- What is required -
What minimum buffer size does the thread say is needed for the kernel to build reasonably sized skbs?

- Page -
It should not affects ip cmd too much. But for ss, as Eric pointed, it
cause performance issue.

> > 
> 
> It does not negates the point at all.
> 
> The main point was to eventually be able to allocate more than 32KB.
> 
> We need to have a minimum size of 32KB so that the kernel can cook reasonably sized skbs
> 
> Because trying to allocate 4KB only in 2019 is kind of stupid...
> 
> ( Especially considering ss currently buffers the whole thing before calling render() !!! )

This makes sense to me.
 
> > Do we know of any single message sizes > 32k? 2d34851cd341 cites
> > increasing VF's but at some point there is a limit. If not, the whole
> > PEEK thing should go away and we just malloc 32k (or 64k) buffers for
> > each recvmsg.

Apart from the 200 VFs example, I think there will be more and more virtual
interfaces be used in cloud environment, like openstack/OVS, so useing 32K
or 64K is still not safe.

What do you think.

Stored items from a collection
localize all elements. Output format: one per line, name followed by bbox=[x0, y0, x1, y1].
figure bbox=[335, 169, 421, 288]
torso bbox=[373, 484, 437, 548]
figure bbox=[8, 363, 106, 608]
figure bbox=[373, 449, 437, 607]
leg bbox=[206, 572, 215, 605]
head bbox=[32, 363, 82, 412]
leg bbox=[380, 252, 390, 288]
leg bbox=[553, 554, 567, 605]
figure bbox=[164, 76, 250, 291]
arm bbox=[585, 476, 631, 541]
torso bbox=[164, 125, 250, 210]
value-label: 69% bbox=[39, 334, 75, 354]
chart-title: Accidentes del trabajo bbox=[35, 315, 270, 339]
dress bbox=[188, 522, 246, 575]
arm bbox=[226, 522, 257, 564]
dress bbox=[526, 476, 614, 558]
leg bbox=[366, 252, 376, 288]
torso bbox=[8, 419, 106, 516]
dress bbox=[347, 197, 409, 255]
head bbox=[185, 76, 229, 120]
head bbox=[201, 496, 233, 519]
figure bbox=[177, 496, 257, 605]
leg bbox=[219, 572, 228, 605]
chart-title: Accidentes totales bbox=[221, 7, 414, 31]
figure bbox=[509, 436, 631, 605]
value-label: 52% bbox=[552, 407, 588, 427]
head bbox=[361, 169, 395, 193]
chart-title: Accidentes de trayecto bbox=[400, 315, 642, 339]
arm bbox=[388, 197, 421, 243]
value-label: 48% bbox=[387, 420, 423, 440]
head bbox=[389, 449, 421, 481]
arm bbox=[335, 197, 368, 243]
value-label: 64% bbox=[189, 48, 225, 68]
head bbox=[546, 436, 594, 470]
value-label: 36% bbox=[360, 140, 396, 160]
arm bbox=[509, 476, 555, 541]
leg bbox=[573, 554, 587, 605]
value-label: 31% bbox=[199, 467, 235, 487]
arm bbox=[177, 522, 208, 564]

- Problem solution -
32KB